** begin Given data **
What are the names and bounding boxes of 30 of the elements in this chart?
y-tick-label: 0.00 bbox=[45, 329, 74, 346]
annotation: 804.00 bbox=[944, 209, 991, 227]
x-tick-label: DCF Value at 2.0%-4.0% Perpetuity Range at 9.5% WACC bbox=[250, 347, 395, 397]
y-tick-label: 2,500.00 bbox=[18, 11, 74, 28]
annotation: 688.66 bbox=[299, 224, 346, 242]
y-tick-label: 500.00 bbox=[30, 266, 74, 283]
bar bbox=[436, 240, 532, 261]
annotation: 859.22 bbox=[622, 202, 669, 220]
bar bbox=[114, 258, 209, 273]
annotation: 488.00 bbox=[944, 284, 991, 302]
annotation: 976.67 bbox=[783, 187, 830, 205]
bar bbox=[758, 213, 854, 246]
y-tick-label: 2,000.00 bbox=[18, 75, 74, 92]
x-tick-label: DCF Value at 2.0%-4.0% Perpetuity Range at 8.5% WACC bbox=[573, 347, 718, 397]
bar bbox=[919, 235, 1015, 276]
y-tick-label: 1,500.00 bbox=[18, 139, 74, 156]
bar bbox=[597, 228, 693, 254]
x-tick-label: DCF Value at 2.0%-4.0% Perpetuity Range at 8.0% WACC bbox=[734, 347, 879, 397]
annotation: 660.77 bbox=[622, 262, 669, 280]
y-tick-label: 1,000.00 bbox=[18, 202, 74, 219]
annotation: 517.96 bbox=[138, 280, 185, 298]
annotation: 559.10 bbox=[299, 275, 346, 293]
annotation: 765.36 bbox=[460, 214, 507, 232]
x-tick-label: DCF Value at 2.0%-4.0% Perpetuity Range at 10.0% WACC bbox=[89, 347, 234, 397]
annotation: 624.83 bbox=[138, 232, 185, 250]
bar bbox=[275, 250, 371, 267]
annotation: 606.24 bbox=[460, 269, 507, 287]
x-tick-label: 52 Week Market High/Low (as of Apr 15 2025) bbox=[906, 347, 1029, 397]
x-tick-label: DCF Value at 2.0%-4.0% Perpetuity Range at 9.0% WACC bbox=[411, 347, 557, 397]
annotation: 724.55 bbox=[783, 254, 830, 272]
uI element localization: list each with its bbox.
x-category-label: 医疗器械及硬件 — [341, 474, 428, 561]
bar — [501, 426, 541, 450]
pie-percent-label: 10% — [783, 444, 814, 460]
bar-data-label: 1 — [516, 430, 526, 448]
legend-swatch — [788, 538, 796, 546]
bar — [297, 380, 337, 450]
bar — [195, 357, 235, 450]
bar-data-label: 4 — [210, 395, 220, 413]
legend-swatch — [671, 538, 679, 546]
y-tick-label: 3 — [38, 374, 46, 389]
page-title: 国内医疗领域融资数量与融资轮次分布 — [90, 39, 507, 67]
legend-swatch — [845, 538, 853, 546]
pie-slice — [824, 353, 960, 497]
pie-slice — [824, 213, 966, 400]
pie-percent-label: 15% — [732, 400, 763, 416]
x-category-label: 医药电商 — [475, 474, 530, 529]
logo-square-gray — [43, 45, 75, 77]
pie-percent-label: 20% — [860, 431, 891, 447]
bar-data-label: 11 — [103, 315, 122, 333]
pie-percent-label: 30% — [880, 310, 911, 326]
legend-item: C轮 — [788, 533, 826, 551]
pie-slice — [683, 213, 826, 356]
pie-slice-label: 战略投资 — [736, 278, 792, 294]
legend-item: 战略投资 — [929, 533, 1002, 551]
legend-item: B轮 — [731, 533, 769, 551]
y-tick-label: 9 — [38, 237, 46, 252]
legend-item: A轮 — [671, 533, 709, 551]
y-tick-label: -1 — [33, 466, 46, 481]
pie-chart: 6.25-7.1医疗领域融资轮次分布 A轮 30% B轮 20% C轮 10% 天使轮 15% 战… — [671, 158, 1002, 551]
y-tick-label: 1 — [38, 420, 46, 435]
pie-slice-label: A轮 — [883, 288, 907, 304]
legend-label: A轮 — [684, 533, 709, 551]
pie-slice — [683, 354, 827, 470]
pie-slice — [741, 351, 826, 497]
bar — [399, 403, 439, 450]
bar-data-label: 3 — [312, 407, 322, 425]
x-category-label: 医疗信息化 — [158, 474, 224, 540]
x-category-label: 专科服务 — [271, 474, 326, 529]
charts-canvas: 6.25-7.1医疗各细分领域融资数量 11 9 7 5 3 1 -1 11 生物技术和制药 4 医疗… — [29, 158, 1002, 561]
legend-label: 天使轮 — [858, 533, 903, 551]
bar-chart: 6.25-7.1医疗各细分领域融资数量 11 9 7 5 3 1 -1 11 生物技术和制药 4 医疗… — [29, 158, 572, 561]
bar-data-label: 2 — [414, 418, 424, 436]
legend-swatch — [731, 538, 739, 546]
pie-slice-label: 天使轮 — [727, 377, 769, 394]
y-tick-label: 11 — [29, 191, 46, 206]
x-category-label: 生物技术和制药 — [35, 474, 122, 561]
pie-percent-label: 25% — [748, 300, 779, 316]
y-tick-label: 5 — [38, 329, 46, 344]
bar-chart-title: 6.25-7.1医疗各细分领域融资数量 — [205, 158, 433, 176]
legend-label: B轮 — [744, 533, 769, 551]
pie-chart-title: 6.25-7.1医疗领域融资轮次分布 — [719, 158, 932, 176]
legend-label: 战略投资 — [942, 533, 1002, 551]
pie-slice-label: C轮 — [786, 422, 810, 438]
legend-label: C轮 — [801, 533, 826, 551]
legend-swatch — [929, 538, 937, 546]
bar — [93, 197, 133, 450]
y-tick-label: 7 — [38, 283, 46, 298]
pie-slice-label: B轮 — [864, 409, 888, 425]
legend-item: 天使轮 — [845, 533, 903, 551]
** end Given data **
## Problem statement
Please replace "y-tick-label" with "y-axis-label" throughout all of the lines above, and leave everything else unchanged.

## Final result
What are the names and bounding boxes of 30 of the elements in this chart?
y-axis-label: 0.00 bbox=[45, 329, 74, 346]
annotation: 804.00 bbox=[944, 209, 991, 227]
x-tick-label: DCF Value at 2.0%-4.0% Perpetuity Range at 9.5% WACC bbox=[250, 347, 395, 397]
y-axis-label: 2,500.00 bbox=[18, 11, 74, 28]
annotation: 688.66 bbox=[299, 224, 346, 242]
y-axis-label: 500.00 bbox=[30, 266, 74, 283]
bar bbox=[436, 240, 532, 261]
annotation: 859.22 bbox=[622, 202, 669, 220]
bar bbox=[114, 258, 209, 273]
annotation: 488.00 bbox=[944, 284, 991, 302]
annotation: 976.67 bbox=[783, 187, 830, 205]
bar bbox=[758, 213, 854, 246]
y-axis-label: 2,000.00 bbox=[18, 75, 74, 92]
x-tick-label: DCF Value at 2.0%-4.0% Perpetuity Range at 8.5% WACC bbox=[573, 347, 718, 397]
bar bbox=[919, 235, 1015, 276]
y-axis-label: 1,500.00 bbox=[18, 139, 74, 156]
bar bbox=[597, 228, 693, 254]
x-tick-label: DCF Value at 2.0%-4.0% Perpetuity Range at 8.0% WACC bbox=[734, 347, 879, 397]
annotation: 660.77 bbox=[622, 262, 669, 280]
y-axis-label: 1,000.00 bbox=[18, 202, 74, 219]
annotation: 517.96 bbox=[138, 280, 185, 298]
annotation: 559.10 bbox=[299, 275, 346, 293]
annotation: 765.36 bbox=[460, 214, 507, 232]
x-tick-label: DCF Value at 2.0%-4.0% Perpetuity Range at 10.0% WACC bbox=[89, 347, 234, 397]
annotation: 624.83 bbox=[138, 232, 185, 250]
bar bbox=[275, 250, 371, 267]
annotation: 606.24 bbox=[460, 269, 507, 287]
x-tick-label: 52 Week Market High/Low (as of Apr 15 2025) bbox=[906, 347, 1029, 397]
x-tick-label: DCF Value at 2.0%-4.0% Perpetuity Range at 9.0% WACC bbox=[411, 347, 557, 397]
annotation: 724.55 bbox=[783, 254, 830, 272]
uI element localization: list each with its bbox.
x-category-label: 医疗器械及硬件 — [341, 474, 428, 561]
bar — [501, 426, 541, 450]
pie-percent-label: 10% — [783, 444, 814, 460]
bar-data-label: 1 — [516, 430, 526, 448]
legend-swatch — [788, 538, 796, 546]
bar — [297, 380, 337, 450]
bar — [195, 357, 235, 450]
bar-data-label: 4 — [210, 395, 220, 413]
legend-swatch — [671, 538, 679, 546]
y-axis-label: 3 — [38, 374, 46, 389]
page-title: 国内医疗领域融资数量与融资轮次分布 — [90, 39, 507, 67]
legend-swatch — [845, 538, 853, 546]
pie-slice — [824, 353, 960, 497]
pie-slice — [824, 213, 966, 400]
pie-percent-label: 15% — [732, 400, 763, 416]
x-category-label: 医药电商 — [475, 474, 530, 529]
logo-square-gray — [43, 45, 75, 77]
pie-percent-label: 20% — [860, 431, 891, 447]
bar-data-label: 11 — [103, 315, 122, 333]
pie-percent-label: 30% — [880, 310, 911, 326]
legend-item: C轮 — [788, 533, 826, 551]
pie-slice — [683, 213, 826, 356]
pie-slice-label: 战略投资 — [736, 278, 792, 294]
legend-item: 战略投资 — [929, 533, 1002, 551]
legend-item: B轮 — [731, 533, 769, 551]
y-axis-label: 9 — [38, 237, 46, 252]
legend-item: A轮 — [671, 533, 709, 551]
y-axis-label: -1 — [33, 466, 46, 481]
pie-chart: 6.25-7.1医疗领域融资轮次分布 A轮 30% B轮 20% C轮 10% 天使轮 15% 战… — [671, 158, 1002, 551]
y-axis-label: 1 — [38, 420, 46, 435]
pie-slice-label: A轮 — [883, 288, 907, 304]
legend-label: A轮 — [684, 533, 709, 551]
pie-slice — [683, 354, 827, 470]
pie-slice — [741, 351, 826, 497]
bar — [399, 403, 439, 450]
bar-data-label: 3 — [312, 407, 322, 425]
x-category-label: 医疗信息化 — [158, 474, 224, 540]
x-category-label: 专科服务 — [271, 474, 326, 529]
charts-canvas: 6.25-7.1医疗各细分领域融资数量 11 9 7 5 3 1 -1 11 生物技术和制药 4 医疗… — [29, 158, 1002, 561]
legend-label: 天使轮 — [858, 533, 903, 551]
bar-chart: 6.25-7.1医疗各细分领域融资数量 11 9 7 5 3 1 -1 11 生物技术和制药 4 医疗… — [29, 158, 572, 561]
bar-data-label: 2 — [414, 418, 424, 436]
legend-swatch — [731, 538, 739, 546]
pie-slice-label: 天使轮 — [727, 377, 769, 394]
y-axis-label: 11 — [29, 191, 46, 206]
x-category-label: 生物技术和制药 — [35, 474, 122, 561]
pie-percent-label: 25% — [748, 300, 779, 316]
y-axis-label: 5 — [38, 329, 46, 344]
bar-chart-title: 6.25-7.1医疗各细分领域融资数量 — [205, 158, 433, 176]
legend-label: B轮 — [744, 533, 769, 551]
pie-chart-title: 6.25-7.1医疗领域融资轮次分布 — [719, 158, 932, 176]
legend-label: 战略投资 — [942, 533, 1002, 551]
pie-slice-label: C轮 — [786, 422, 810, 438]
legend-label: C轮 — [801, 533, 826, 551]
legend-swatch — [929, 538, 937, 546]
bar — [93, 197, 133, 450]
y-axis-label: 7 — [38, 283, 46, 298]
pie-slice-label: B轮 — [864, 409, 888, 425]
legend-item: 天使轮 — [845, 533, 903, 551]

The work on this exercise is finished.